▶ Do this
Write out every single entry exactly.

Dataset entries
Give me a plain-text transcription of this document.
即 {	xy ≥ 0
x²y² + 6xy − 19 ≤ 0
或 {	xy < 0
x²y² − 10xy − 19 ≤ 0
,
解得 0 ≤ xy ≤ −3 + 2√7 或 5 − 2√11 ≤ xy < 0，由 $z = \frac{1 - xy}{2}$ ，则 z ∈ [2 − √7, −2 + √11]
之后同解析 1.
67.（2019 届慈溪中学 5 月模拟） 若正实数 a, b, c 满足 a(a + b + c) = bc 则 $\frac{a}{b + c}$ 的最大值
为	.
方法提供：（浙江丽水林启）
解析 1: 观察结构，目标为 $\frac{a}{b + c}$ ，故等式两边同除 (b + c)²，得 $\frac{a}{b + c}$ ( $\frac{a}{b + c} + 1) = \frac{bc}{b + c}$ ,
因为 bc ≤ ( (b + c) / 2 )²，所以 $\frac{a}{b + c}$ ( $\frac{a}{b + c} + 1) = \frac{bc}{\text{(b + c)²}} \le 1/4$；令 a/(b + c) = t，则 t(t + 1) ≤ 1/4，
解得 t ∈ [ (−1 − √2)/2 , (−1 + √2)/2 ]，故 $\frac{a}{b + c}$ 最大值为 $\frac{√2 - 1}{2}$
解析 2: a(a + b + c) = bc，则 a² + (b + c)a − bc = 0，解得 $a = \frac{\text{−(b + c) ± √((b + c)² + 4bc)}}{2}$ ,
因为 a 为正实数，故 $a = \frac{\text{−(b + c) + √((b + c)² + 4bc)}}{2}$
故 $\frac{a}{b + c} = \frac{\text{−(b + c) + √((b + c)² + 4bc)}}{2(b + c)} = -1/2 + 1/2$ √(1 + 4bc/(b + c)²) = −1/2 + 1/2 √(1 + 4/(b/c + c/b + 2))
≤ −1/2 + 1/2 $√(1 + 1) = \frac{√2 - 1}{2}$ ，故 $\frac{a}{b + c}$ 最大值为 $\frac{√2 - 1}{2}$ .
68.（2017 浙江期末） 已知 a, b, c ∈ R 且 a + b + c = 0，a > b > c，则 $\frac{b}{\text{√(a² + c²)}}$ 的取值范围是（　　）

▶ Answer for the task
Give me a plain-text transcription of this document.
即 {	xy ≥ 0
x²y² + 6xy − 19 ≤ 0
或 {	xy < 0
x²y² − 10xy − 19 ≤ 0
,
解得 0 ≤ xy ≤ −3 + 2√7 或 5 − 2√11 ≤ xy < 0，由 $z = \frac{1 - xy}{2}$ ，则 z ∈ [2 − √7, −2 + √11]
之后同解析 1.
67.（2019 届慈溪中学 5 月模拟） 若正实数 a, b, c 满足 a(a + b + c) = bc 则 $\frac{a}{b + c}$ 的最大值
为	.
方法提供：（浙江丽水林启）
解析 1: 观察结构，目标为 $\frac{a}{b + c}$ ，故等式两边同除 (b + c)²，得 $\frac{a}{b + c}$ ( $\frac{a}{b + c} + 1) = \frac{bc}{b + c}$ ,
因为 bc ≤ ( (b + c) / 2 )²，所以 $\frac{a}{b + c}$ ( $\frac{a}{b + c} + 1) = \frac{bc}{\text{(b + c)²}} \le 1/4$；令 a/(b + c) = t，则 t(t + 1) ≤ 1/4，
解得 t ∈ [ (−1 − √2)/2 , (−1 + √2)/2 ]，故 $\frac{a}{b + c}$ 最大值为 $\frac{√2 - 1}{2}$
解析 2: a(a + b + c) = bc，则 a² + (b + c)a − bc = 0，解得 $a = \frac{\text{−(b + c) ± √((b + c)² + 4bc)}}{2}$ ,
因为 a 为正实数，故 $a = \frac{\text{−(b + c) + √((b + c)² + 4bc)}}{2}$
故 $\frac{a}{b + c} = \frac{\text{−(b + c) + √((b + c)² + 4bc)}}{2(b + c)} = -1/2 + 1/2$ √(1 + 4bc/(b + c)²) = −1/2 + 1/2 √(1 + 4/(b/c + c/b + 2))
≤ −1/2 + 1/2 $√(1 + 1) = \frac{√2 - 1}{2}$ ，故 $\frac{a}{b + c}$ 最大值为 $\frac{√2 - 1}{2}$ .
68.（2017 浙江期末） 已知 a, b, c ∈ R 且 a + b + c = 0，a > b > c，则 $\frac{b}{\text{√(a² + c²)}}$ 的取值范围是（　　）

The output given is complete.